• [Work to do]: Every record should be written out exactly, with the pictures left out.

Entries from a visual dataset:
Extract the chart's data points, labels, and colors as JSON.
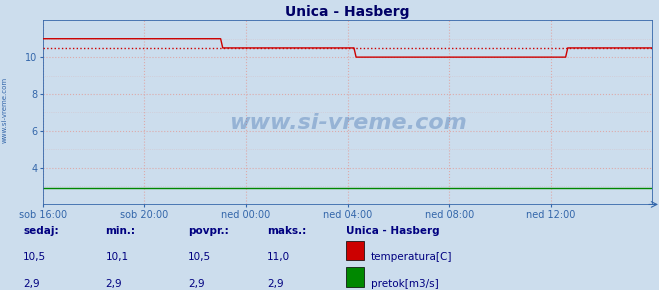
{
  "title": "Unica - Hasberg",
  "bg_color": "#ccdded",
  "plot_bg_color": "#ccdded",
  "grid_color": "#ddaaaa",
  "x_start": 0,
  "x_end": 288,
  "xlim": [
    0,
    288
  ],
  "ylim": [
    2,
    12
  ],
  "yticks": [
    4,
    6,
    8,
    10
  ],
  "xtick_labels": [
    "sob 16:00",
    "sob 20:00",
    "ned 00:00",
    "ned 04:00",
    "ned 08:00",
    "ned 12:00"
  ],
  "xtick_positions": [
    0,
    48,
    96,
    144,
    192,
    240
  ],
  "temp_color": "#cc0000",
  "flow_color": "#008800",
  "avg_value": 10.5,
  "avg_color": "#cc0000",
  "watermark": "www.si-vreme.com",
  "watermark_color": "#3366aa",
  "watermark_alpha": 0.35,
  "left_label": "www.si-vreme.com",
  "left_label_color": "#3366aa",
  "title_color": "#000066",
  "title_fontsize": 10,
  "axis_label_color": "#3366aa",
  "legend_title": "Unica - Hasberg",
  "legend_title_color": "#000080",
  "legend_items": [
    "temperatura[C]",
    "pretok[m3/s]"
  ],
  "legend_colors": [
    "#cc0000",
    "#008800"
  ],
  "stats_labels": [
    "sedaj:",
    "min.:",
    "povpr.:",
    "maks.:"
  ],
  "stats_color": "#000080",
  "temp_stats": [
    10.5,
    10.1,
    10.5,
    11.0
  ],
  "flow_stats": [
    2.9,
    2.9,
    2.9,
    2.9
  ]
}
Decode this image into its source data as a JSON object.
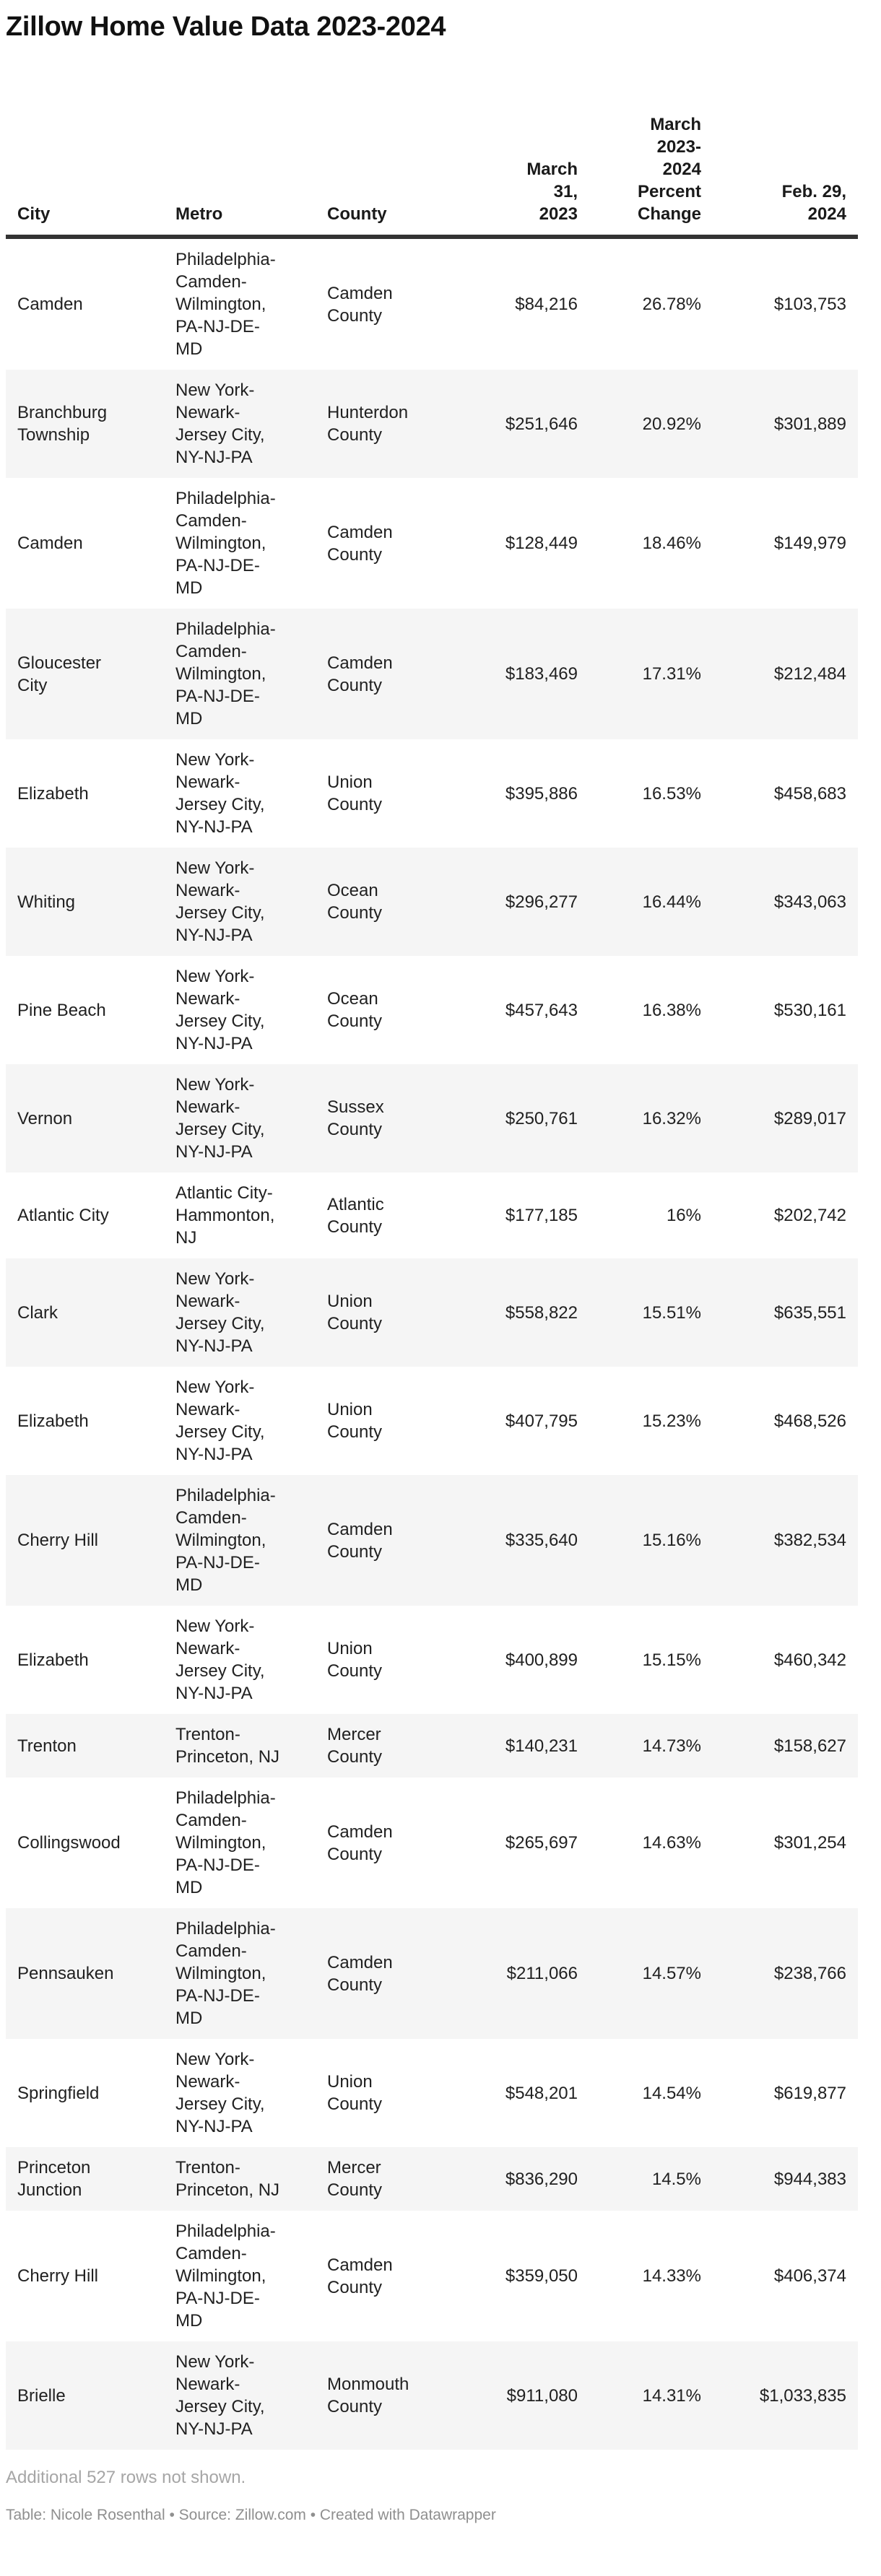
{
  "title": "Zillow Home Value Data 2023-2024",
  "chart_data": {
    "type": "table",
    "columns": [
      {
        "key": "city",
        "label": "City",
        "align": "left"
      },
      {
        "key": "metro",
        "label": "Metro",
        "align": "left"
      },
      {
        "key": "county",
        "label": "County",
        "align": "left"
      },
      {
        "key": "march_2023",
        "label": "March 31, 2023",
        "align": "right"
      },
      {
        "key": "pct_change",
        "label": "March 2023-2024 Percent Change",
        "align": "right"
      },
      {
        "key": "feb_2024",
        "label": "Feb. 29, 2024",
        "align": "right"
      }
    ],
    "rows": [
      {
        "city": "Camden",
        "metro": "Philadelphia-Camden-Wilmington, PA-NJ-DE-MD",
        "county": "Camden County",
        "march_2023": "$84,216",
        "pct_change": "26.78%",
        "feb_2024": "$103,753"
      },
      {
        "city": "Branchburg Township",
        "metro": "New York-Newark-Jersey City, NY-NJ-PA",
        "county": "Hunterdon County",
        "march_2023": "$251,646",
        "pct_change": "20.92%",
        "feb_2024": "$301,889"
      },
      {
        "city": "Camden",
        "metro": "Philadelphia-Camden-Wilmington, PA-NJ-DE-MD",
        "county": "Camden County",
        "march_2023": "$128,449",
        "pct_change": "18.46%",
        "feb_2024": "$149,979"
      },
      {
        "city": "Gloucester City",
        "metro": "Philadelphia-Camden-Wilmington, PA-NJ-DE-MD",
        "county": "Camden County",
        "march_2023": "$183,469",
        "pct_change": "17.31%",
        "feb_2024": "$212,484"
      },
      {
        "city": "Elizabeth",
        "metro": "New York-Newark-Jersey City, NY-NJ-PA",
        "county": "Union County",
        "march_2023": "$395,886",
        "pct_change": "16.53%",
        "feb_2024": "$458,683"
      },
      {
        "city": "Whiting",
        "metro": "New York-Newark-Jersey City, NY-NJ-PA",
        "county": "Ocean County",
        "march_2023": "$296,277",
        "pct_change": "16.44%",
        "feb_2024": "$343,063"
      },
      {
        "city": "Pine Beach",
        "metro": "New York-Newark-Jersey City, NY-NJ-PA",
        "county": "Ocean County",
        "march_2023": "$457,643",
        "pct_change": "16.38%",
        "feb_2024": "$530,161"
      },
      {
        "city": "Vernon",
        "metro": "New York-Newark-Jersey City, NY-NJ-PA",
        "county": "Sussex County",
        "march_2023": "$250,761",
        "pct_change": "16.32%",
        "feb_2024": "$289,017"
      },
      {
        "city": "Atlantic City",
        "metro": "Atlantic City-Hammonton, NJ",
        "county": "Atlantic County",
        "march_2023": "$177,185",
        "pct_change": "16%",
        "feb_2024": "$202,742"
      },
      {
        "city": "Clark",
        "metro": "New York-Newark-Jersey City, NY-NJ-PA",
        "county": "Union County",
        "march_2023": "$558,822",
        "pct_change": "15.51%",
        "feb_2024": "$635,551"
      },
      {
        "city": "Elizabeth",
        "metro": "New York-Newark-Jersey City, NY-NJ-PA",
        "county": "Union County",
        "march_2023": "$407,795",
        "pct_change": "15.23%",
        "feb_2024": "$468,526"
      },
      {
        "city": "Cherry Hill",
        "metro": "Philadelphia-Camden-Wilmington, PA-NJ-DE-MD",
        "county": "Camden County",
        "march_2023": "$335,640",
        "pct_change": "15.16%",
        "feb_2024": "$382,534"
      },
      {
        "city": "Elizabeth",
        "metro": "New York-Newark-Jersey City, NY-NJ-PA",
        "county": "Union County",
        "march_2023": "$400,899",
        "pct_change": "15.15%",
        "feb_2024": "$460,342"
      },
      {
        "city": "Trenton",
        "metro": "Trenton-Princeton, NJ",
        "county": "Mercer County",
        "march_2023": "$140,231",
        "pct_change": "14.73%",
        "feb_2024": "$158,627"
      },
      {
        "city": "Collingswood",
        "metro": "Philadelphia-Camden-Wilmington, PA-NJ-DE-MD",
        "county": "Camden County",
        "march_2023": "$265,697",
        "pct_change": "14.63%",
        "feb_2024": "$301,254"
      },
      {
        "city": "Pennsauken",
        "metro": "Philadelphia-Camden-Wilmington, PA-NJ-DE-MD",
        "county": "Camden County",
        "march_2023": "$211,066",
        "pct_change": "14.57%",
        "feb_2024": "$238,766"
      },
      {
        "city": "Springfield",
        "metro": "New York-Newark-Jersey City, NY-NJ-PA",
        "county": "Union County",
        "march_2023": "$548,201",
        "pct_change": "14.54%",
        "feb_2024": "$619,877"
      },
      {
        "city": "Princeton Junction",
        "metro": "Trenton-Princeton, NJ",
        "county": "Mercer County",
        "march_2023": "$836,290",
        "pct_change": "14.5%",
        "feb_2024": "$944,383"
      },
      {
        "city": "Cherry Hill",
        "metro": "Philadelphia-Camden-Wilmington, PA-NJ-DE-MD",
        "county": "Camden County",
        "march_2023": "$359,050",
        "pct_change": "14.33%",
        "feb_2024": "$406,374"
      },
      {
        "city": "Brielle",
        "metro": "New York-Newark-Jersey City, NY-NJ-PA",
        "county": "Monmouth County",
        "march_2023": "$911,080",
        "pct_change": "14.31%",
        "feb_2024": "$1,033,835"
      }
    ],
    "title": "Zillow Home Value Data 2023-2024",
    "layout_hints": {
      "striped_rows": "even rows shaded",
      "header_rule": "thick dark bottom border",
      "numeric_columns_right_aligned": true
    }
  },
  "footer": {
    "note": "Additional 527 rows not shown.",
    "attribution": "Table: Nicole Rosenthal • Source: Zillow.com • Created with Datawrapper"
  },
  "colors": {
    "title_text": "#111111",
    "header_text": "#1a1a1a",
    "body_text": "#212121",
    "stripe_background": "#f5f5f5",
    "header_border": "#333333",
    "note_text": "#a6a6a6",
    "attribution_text": "#8f8f8f"
  }
}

• [Final result]:
Extract the chart's data points, labels, and colors as JSON.
{
  "title": "Unica - Hasberg",
  "bg_color": "#ccdded",
  "plot_bg_color": "#ccdded",
  "grid_color": "#ddaaaa",
  "x_start": 0,
  "x_end": 288,
  "xlim": [
    0,
    288
  ],
  "ylim": [
    2,
    12
  ],
  "yticks": [
    4,
    6,
    8,
    10
  ],
  "xtick_labels": [
    "sob 16:00",
    "sob 20:00",
    "ned 00:00",
    "ned 04:00",
    "ned 08:00",
    "ned 12:00"
  ],
  "xtick_positions": [
    0,
    48,
    96,
    144,
    192,
    240
  ],
  "temp_color": "#cc0000",
  "flow_color": "#008800",
  "avg_value": 10.5,
  "avg_color": "#cc0000",
  "watermark": "www.si-vreme.com",
  "watermark_color": "#3366aa",
  "watermark_alpha": 0.35,
  "left_label": "www.si-vreme.com",
  "left_label_color": "#3366aa",
  "title_color": "#000066",
  "title_fontsize": 10,
  "axis_label_color": "#3366aa",
  "legend_title": "Unica - Hasberg",
  "legend_title_color": "#000080",
  "legend_items": [
    "temperatura[C]",
    "pretok[m3/s]"
  ],
  "legend_colors": [
    "#cc0000",
    "#008800"
  ],
  "stats_labels": [
    "sedaj:",
    "min.:",
    "povpr.:",
    "maks.:"
  ],
  "stats_color": "#000080",
  "temp_stats": [
    10.5,
    10.1,
    10.5,
    11.0
  ],
  "flow_stats": [
    2.9,
    2.9,
    2.9,
    2.9
  ]
}
Decode this image into its source data as a JSON object.
{
  "title": "Zillow Home Value Data 2023-2024",
  "chart_data": {
    "type": "table",
    "columns": [
      {
        "key": "city",
        "label": "City",
        "align": "left"
      },
      {
        "key": "metro",
        "label": "Metro",
        "align": "left"
      },
      {
        "key": "county",
        "label": "County",
        "align": "left"
      },
      {
        "key": "march_2023",
        "label": "March 31, 2023",
        "align": "right"
      },
      {
        "key": "pct_change",
        "label": "March 2023-2024 Percent Change",
        "align": "right"
      },
      {
        "key": "feb_2024",
        "label": "Feb. 29, 2024",
        "align": "right"
      }
    ],
    "rows": [
      {
        "city": "Camden",
        "metro": "Philadelphia-Camden-Wilmington, PA-NJ-DE-MD",
        "county": "Camden County",
        "march_2023": "$84,216",
        "pct_change": "26.78%",
        "feb_2024": "$103,753"
      },
      {
        "city": "Branchburg Township",
        "metro": "New York-Newark-Jersey City, NY-NJ-PA",
        "county": "Hunterdon County",
        "march_2023": "$251,646",
        "pct_change": "20.92%",
        "feb_2024": "$301,889"
      },
      {
        "city": "Camden",
        "metro": "Philadelphia-Camden-Wilmington, PA-NJ-DE-MD",
        "county": "Camden County",
        "march_2023": "$128,449",
        "pct_change": "18.46%",
        "feb_2024": "$149,979"
      },
      {
        "city": "Gloucester City",
        "metro": "Philadelphia-Camden-Wilmington, PA-NJ-DE-MD",
        "county": "Camden County",
        "march_2023": "$183,469",
        "pct_change": "17.31%",
        "feb_2024": "$212,484"
      },
      {
        "city": "Elizabeth",
        "metro": "New York-Newark-Jersey City, NY-NJ-PA",
        "county": "Union County",
        "march_2023": "$395,886",
        "pct_change": "16.53%",
        "feb_2024": "$458,683"
      },
      {
        "city": "Whiting",
        "metro": "New York-Newark-Jersey City, NY-NJ-PA",
        "county": "Ocean County",
        "march_2023": "$296,277",
        "pct_change": "16.44%",
        "feb_2024": "$343,063"
      },
      {
        "city": "Pine Beach",
        "metro": "New York-Newark-Jersey City, NY-NJ-PA",
        "county": "Ocean County",
        "march_2023": "$457,643",
        "pct_change": "16.38%",
        "feb_2024": "$530,161"
      },
      {
        "city": "Vernon",
        "metro": "New York-Newark-Jersey City, NY-NJ-PA",
        "county": "Sussex County",
        "march_2023": "$250,761",
        "pct_change": "16.32%",
        "feb_2024": "$289,017"
      },
      {
        "city": "Atlantic City",
        "metro": "Atlantic City-Hammonton, NJ",
        "county": "Atlantic County",
        "march_2023": "$177,185",
        "pct_change": "16%",
        "feb_2024": "$202,742"
      },
      {
        "city": "Clark",
        "metro": "New York-Newark-Jersey City, NY-NJ-PA",
        "county": "Union County",
        "march_2023": "$558,822",
        "pct_change": "15.51%",
        "feb_2024": "$635,551"
      },
      {
        "city": "Elizabeth",
        "metro": "New York-Newark-Jersey City, NY-NJ-PA",
        "county": "Union County",
        "march_2023": "$407,795",
        "pct_change": "15.23%",
        "feb_2024": "$468,526"
      },
      {
        "city": "Cherry Hill",
        "metro": "Philadelphia-Camden-Wilmington, PA-NJ-DE-MD",
        "county": "Camden County",
        "march_2023": "$335,640",
        "pct_change": "15.16%",
        "feb_2024": "$382,534"
      },
      {
        "city": "Elizabeth",
        "metro": "New York-Newark-Jersey City, NY-NJ-PA",
        "county": "Union County",
        "march_2023": "$400,899",
        "pct_change": "15.15%",
        "feb_2024": "$460,342"
      },
      {
        "city": "Trenton",
        "metro": "Trenton-Princeton, NJ",
        "county": "Mercer County",
        "march_2023": "$140,231",
        "pct_change": "14.73%",
        "feb_2024": "$158,627"
      },
      {
        "city": "Collingswood",
        "metro": "Philadelphia-Camden-Wilmington, PA-NJ-DE-MD",
        "county": "Camden County",
        "march_2023": "$265,697",
        "pct_change": "14.63%",
        "feb_2024": "$301,254"
      },
      {
        "city": "Pennsauken",
        "metro": "Philadelphia-Camden-Wilmington, PA-NJ-DE-MD",
        "county": "Camden County",
        "march_2023": "$211,066",
        "pct_change": "14.57%",
        "feb_2024": "$238,766"
      },
      {
        "city": "Springfield",
        "metro": "New York-Newark-Jersey City, NY-NJ-PA",
        "county": "Union County",
        "march_2023": "$548,201",
        "pct_change": "14.54%",
        "feb_2024": "$619,877"
      },
      {
        "city": "Princeton Junction",
        "metro": "Trenton-Princeton, NJ",
        "county": "Mercer County",
        "march_2023": "$836,290",
        "pct_change": "14.5%",
        "feb_2024": "$944,383"
      },
      {
        "city": "Cherry Hill",
        "metro": "Philadelphia-Camden-Wilmington, PA-NJ-DE-MD",
        "county": "Camden County",
        "march_2023": "$359,050",
        "pct_change": "14.33%",
        "feb_2024": "$406,374"
      },
      {
        "city": "Brielle",
        "metro": "New York-Newark-Jersey City, NY-NJ-PA",
        "county": "Monmouth County",
        "march_2023": "$911,080",
        "pct_change": "14.31%",
        "feb_2024": "$1,033,835"
      }
    ],
    "title": "Zillow Home Value Data 2023-2024",
    "layout_hints": {
      "striped_rows": "even rows shaded",
      "header_rule": "thick dark bottom border",
      "numeric_columns_right_aligned": true
    }
  },
  "footer": {
    "note": "Additional 527 rows not shown.",
    "attribution": "Table: Nicole Rosenthal • Source: Zillow.com • Created with Datawrapper"
  },
  "colors": {
    "title_text": "#111111",
    "header_text": "#1a1a1a",
    "body_text": "#212121",
    "stripe_background": "#f5f5f5",
    "header_border": "#333333",
    "note_text": "#a6a6a6",
    "attribution_text": "#8f8f8f"
  }
}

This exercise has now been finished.